>> START RECORDS PROVIDED

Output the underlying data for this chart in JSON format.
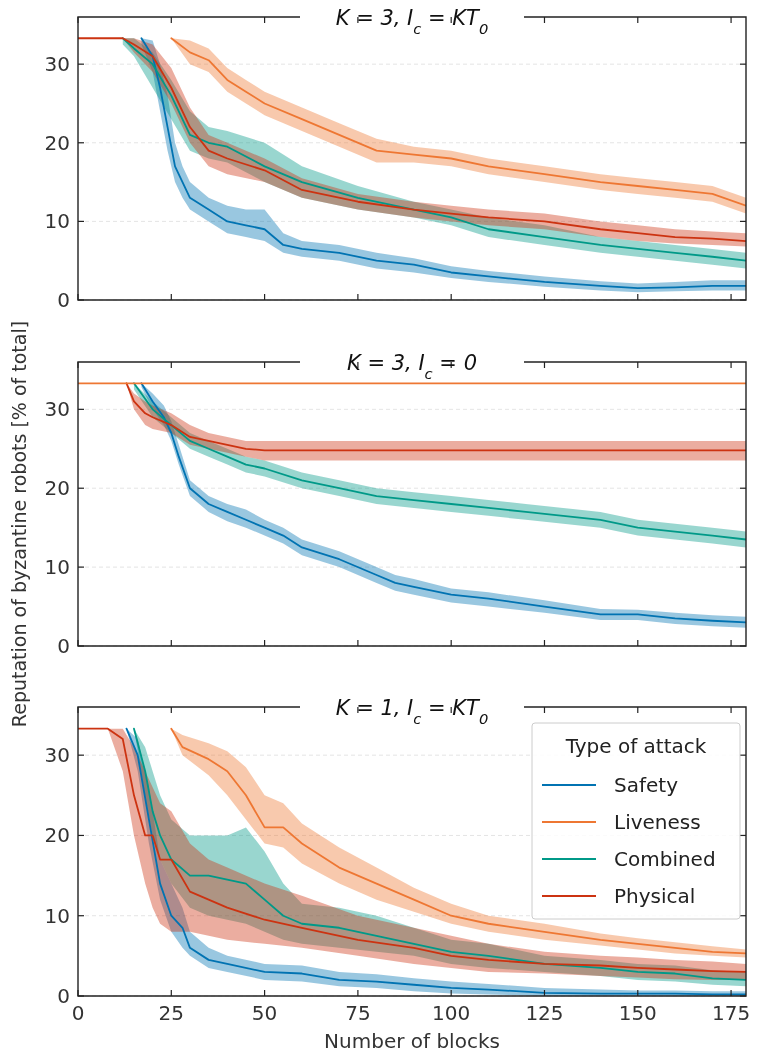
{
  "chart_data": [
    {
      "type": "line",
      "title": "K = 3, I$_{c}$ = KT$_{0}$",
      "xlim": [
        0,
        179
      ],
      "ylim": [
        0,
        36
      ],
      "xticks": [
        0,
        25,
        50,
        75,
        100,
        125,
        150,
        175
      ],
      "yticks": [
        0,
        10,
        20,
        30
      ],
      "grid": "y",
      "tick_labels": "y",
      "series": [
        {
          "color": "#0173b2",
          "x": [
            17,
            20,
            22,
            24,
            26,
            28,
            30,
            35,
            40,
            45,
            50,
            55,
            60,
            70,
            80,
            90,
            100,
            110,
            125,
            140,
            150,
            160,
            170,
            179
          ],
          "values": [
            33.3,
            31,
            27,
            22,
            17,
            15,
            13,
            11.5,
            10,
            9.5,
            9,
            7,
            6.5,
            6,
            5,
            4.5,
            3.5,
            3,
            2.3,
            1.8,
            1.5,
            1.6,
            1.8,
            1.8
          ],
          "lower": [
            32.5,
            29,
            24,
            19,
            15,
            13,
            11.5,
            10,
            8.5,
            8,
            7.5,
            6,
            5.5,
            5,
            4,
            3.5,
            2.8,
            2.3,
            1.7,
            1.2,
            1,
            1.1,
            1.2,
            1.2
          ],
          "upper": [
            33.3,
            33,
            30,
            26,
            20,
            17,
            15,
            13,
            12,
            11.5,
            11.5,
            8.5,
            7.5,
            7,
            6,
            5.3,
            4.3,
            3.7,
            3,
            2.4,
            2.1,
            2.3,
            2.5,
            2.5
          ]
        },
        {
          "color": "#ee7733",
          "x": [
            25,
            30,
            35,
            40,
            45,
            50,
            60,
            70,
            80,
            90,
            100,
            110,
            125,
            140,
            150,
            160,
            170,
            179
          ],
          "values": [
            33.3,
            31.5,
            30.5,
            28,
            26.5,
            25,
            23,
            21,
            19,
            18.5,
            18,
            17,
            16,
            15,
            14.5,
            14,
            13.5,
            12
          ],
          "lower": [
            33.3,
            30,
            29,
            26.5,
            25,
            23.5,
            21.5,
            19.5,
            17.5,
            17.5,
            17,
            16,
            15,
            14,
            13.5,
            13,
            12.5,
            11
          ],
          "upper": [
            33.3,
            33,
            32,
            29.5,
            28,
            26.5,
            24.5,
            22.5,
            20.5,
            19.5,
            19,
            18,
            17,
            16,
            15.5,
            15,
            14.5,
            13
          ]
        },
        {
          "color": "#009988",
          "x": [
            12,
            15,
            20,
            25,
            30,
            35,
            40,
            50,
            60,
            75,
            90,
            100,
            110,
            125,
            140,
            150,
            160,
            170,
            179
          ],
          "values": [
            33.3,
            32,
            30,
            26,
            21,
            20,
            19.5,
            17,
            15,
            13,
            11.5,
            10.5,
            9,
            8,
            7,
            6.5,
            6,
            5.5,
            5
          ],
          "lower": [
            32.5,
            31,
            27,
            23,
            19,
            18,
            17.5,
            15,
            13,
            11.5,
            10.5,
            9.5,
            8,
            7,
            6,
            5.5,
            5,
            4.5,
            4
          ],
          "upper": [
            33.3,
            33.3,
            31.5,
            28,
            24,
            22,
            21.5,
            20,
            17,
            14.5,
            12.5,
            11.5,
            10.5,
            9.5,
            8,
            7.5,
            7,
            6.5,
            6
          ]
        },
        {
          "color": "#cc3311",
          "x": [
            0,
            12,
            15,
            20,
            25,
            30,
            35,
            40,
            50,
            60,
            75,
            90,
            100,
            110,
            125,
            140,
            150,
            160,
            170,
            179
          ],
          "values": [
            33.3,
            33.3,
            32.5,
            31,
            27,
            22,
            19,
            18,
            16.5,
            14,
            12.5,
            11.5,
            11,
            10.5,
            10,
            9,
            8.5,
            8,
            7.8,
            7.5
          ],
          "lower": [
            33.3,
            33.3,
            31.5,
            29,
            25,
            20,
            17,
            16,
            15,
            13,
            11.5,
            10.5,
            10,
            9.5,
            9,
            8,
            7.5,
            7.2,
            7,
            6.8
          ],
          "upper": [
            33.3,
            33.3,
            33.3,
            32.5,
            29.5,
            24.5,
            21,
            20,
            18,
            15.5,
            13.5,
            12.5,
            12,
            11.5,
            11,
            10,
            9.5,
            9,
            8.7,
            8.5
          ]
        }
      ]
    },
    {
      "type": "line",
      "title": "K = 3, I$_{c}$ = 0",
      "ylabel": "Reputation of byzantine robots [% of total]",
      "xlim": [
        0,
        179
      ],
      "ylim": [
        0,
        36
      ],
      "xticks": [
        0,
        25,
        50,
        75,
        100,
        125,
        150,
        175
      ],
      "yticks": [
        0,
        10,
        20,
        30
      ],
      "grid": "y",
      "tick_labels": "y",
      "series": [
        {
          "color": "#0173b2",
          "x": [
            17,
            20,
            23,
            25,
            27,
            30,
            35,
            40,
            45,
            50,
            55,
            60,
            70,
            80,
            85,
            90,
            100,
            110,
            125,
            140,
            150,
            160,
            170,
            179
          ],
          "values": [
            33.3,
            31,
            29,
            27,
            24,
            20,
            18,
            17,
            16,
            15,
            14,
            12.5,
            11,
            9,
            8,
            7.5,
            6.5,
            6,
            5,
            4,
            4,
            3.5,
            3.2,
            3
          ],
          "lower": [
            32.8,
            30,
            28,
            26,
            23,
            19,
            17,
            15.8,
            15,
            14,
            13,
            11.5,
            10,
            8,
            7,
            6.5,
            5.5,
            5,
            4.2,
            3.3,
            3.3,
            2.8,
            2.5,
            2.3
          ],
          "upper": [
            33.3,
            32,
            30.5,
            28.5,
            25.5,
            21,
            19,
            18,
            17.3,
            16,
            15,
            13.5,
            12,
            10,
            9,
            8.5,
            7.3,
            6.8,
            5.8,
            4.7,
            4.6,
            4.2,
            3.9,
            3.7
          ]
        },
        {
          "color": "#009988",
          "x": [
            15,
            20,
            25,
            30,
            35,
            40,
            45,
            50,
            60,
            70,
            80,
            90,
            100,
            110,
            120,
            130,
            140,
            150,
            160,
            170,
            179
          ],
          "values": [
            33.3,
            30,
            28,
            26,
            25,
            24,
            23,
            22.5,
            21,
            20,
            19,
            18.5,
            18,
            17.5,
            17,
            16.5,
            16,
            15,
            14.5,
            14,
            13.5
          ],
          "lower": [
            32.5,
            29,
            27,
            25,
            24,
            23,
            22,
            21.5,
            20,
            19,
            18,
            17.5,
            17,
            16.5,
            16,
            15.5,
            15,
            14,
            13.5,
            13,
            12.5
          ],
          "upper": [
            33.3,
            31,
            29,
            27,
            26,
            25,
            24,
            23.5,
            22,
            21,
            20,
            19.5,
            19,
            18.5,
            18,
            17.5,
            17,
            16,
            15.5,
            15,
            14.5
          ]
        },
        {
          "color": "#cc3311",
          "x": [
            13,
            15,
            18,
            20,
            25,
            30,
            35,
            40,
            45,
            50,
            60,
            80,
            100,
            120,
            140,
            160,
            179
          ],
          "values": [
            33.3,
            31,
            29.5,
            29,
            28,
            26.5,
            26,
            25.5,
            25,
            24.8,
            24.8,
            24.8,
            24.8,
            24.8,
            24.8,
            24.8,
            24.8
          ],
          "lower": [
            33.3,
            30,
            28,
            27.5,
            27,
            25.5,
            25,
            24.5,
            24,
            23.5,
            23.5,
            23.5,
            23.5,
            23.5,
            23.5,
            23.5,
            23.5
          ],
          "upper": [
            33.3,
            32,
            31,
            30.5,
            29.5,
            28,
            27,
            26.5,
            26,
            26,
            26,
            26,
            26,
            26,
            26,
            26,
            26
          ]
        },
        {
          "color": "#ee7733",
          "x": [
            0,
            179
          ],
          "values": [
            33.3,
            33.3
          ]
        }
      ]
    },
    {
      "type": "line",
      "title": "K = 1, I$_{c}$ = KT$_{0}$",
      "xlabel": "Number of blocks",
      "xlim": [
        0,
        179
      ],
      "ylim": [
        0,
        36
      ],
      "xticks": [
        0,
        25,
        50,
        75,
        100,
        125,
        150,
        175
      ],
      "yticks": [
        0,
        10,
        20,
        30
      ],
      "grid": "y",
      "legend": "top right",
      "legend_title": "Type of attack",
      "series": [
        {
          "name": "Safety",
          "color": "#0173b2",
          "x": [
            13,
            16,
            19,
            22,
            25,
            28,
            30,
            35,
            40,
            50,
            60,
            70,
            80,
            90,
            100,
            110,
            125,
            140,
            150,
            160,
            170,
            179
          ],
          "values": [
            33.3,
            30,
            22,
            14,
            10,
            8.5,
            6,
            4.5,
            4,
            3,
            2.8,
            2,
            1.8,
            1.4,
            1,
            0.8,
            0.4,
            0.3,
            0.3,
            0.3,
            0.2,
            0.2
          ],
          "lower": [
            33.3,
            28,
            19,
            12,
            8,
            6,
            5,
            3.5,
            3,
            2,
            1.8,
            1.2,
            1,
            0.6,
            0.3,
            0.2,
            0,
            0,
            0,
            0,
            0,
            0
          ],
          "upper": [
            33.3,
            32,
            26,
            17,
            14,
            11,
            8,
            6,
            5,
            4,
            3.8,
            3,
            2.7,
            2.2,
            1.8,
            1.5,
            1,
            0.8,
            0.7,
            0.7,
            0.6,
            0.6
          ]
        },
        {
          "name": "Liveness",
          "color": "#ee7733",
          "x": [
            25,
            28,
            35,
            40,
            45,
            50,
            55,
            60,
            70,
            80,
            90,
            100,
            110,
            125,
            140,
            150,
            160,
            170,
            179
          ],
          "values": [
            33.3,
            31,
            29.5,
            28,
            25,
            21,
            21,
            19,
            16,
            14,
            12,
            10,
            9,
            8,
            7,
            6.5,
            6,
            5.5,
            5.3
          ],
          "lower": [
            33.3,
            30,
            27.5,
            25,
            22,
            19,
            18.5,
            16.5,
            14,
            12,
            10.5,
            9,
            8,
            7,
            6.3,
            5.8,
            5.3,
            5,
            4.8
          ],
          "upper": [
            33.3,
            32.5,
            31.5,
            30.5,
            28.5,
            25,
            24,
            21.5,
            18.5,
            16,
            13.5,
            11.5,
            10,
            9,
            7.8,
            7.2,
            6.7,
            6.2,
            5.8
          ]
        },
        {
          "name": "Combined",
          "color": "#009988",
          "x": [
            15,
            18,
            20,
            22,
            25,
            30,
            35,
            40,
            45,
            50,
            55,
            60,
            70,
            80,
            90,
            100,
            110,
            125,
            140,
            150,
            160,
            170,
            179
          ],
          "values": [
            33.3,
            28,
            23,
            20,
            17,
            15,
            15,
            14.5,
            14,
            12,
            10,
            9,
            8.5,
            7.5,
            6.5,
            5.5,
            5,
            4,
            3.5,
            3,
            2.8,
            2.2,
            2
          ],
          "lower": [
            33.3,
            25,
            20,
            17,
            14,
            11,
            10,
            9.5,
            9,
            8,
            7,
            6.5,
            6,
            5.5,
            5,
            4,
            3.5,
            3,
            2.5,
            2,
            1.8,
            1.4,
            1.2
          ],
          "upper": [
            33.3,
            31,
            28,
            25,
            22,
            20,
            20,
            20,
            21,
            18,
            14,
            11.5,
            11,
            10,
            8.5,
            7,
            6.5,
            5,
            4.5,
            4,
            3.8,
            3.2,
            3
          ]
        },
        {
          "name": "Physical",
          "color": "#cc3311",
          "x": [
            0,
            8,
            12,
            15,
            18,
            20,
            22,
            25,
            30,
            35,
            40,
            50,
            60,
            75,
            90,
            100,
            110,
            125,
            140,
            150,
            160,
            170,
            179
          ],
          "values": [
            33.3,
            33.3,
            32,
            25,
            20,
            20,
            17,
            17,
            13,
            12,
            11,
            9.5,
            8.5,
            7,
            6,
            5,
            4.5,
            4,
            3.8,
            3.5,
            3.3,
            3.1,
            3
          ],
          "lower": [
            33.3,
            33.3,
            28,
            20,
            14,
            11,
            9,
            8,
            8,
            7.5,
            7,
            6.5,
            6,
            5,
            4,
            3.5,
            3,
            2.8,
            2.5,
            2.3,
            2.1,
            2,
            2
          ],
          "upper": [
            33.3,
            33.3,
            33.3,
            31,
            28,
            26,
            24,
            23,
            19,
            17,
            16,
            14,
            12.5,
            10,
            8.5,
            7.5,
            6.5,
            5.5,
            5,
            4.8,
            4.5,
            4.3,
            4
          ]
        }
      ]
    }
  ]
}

>> END RECORDS PROVIDED

Search the records for the word "name" and copy every line where it occurs.

          "name": "Safety",
          "name": "Liveness",
          "name": "Combined",
          "name": "Physical",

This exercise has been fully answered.